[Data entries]

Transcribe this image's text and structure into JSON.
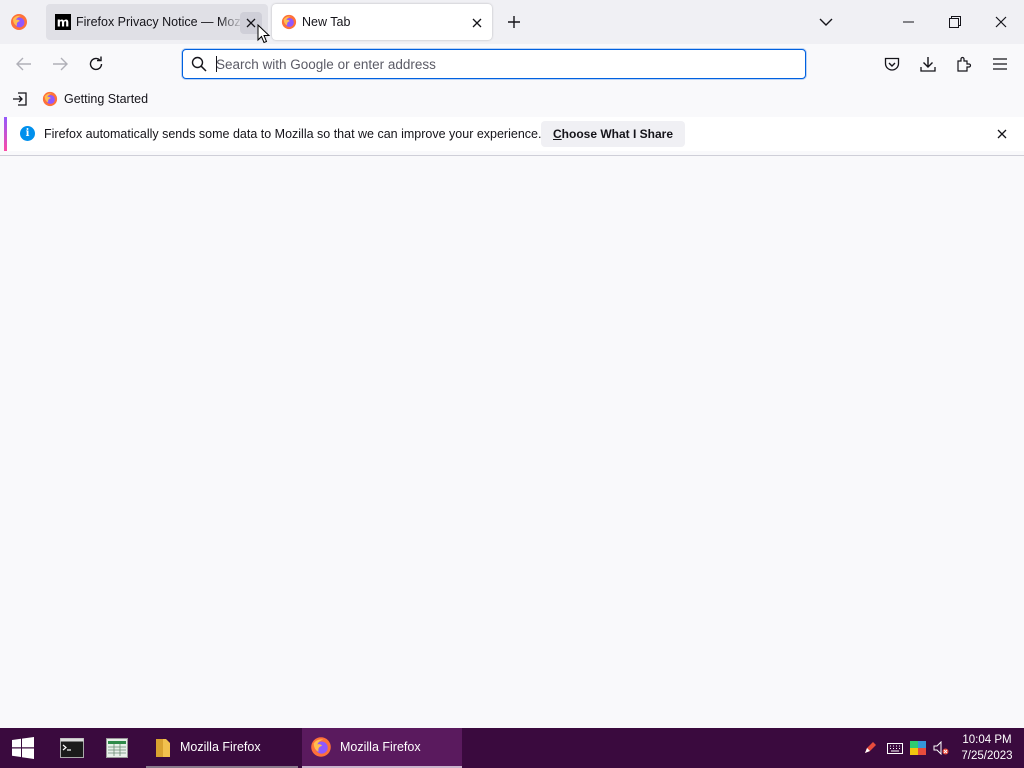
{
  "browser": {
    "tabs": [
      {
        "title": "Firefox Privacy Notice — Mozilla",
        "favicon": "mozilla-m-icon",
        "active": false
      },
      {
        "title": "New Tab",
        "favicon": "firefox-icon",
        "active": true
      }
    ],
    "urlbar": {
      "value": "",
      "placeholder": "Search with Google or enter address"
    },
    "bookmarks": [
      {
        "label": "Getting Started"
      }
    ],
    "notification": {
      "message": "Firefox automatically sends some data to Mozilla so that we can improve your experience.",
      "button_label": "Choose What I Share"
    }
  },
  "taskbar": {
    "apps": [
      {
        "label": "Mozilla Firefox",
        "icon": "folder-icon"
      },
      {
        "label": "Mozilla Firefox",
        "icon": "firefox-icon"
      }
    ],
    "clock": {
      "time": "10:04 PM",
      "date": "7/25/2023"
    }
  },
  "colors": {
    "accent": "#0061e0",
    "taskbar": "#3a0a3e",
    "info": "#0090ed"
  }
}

**Stated task**
Quote every line word for word and keep the images out of the copy.

**Result of the exercise**
Transcribe this image's text and structure into JSON.
{
  "browser": {
    "tabs": [
      {
        "title": "Firefox Privacy Notice — Mozilla",
        "favicon": "mozilla-m-icon",
        "active": false
      },
      {
        "title": "New Tab",
        "favicon": "firefox-icon",
        "active": true
      }
    ],
    "urlbar": {
      "value": "",
      "placeholder": "Search with Google or enter address"
    },
    "bookmarks": [
      {
        "label": "Getting Started"
      }
    ],
    "notification": {
      "message": "Firefox automatically sends some data to Mozilla so that we can improve your experience.",
      "button_label": "Choose What I Share"
    }
  },
  "taskbar": {
    "apps": [
      {
        "label": "Mozilla Firefox",
        "icon": "folder-icon"
      },
      {
        "label": "Mozilla Firefox",
        "icon": "firefox-icon"
      }
    ],
    "clock": {
      "time": "10:04 PM",
      "date": "7/25/2023"
    }
  },
  "colors": {
    "accent": "#0061e0",
    "taskbar": "#3a0a3e",
    "info": "#0090ed"
  }
}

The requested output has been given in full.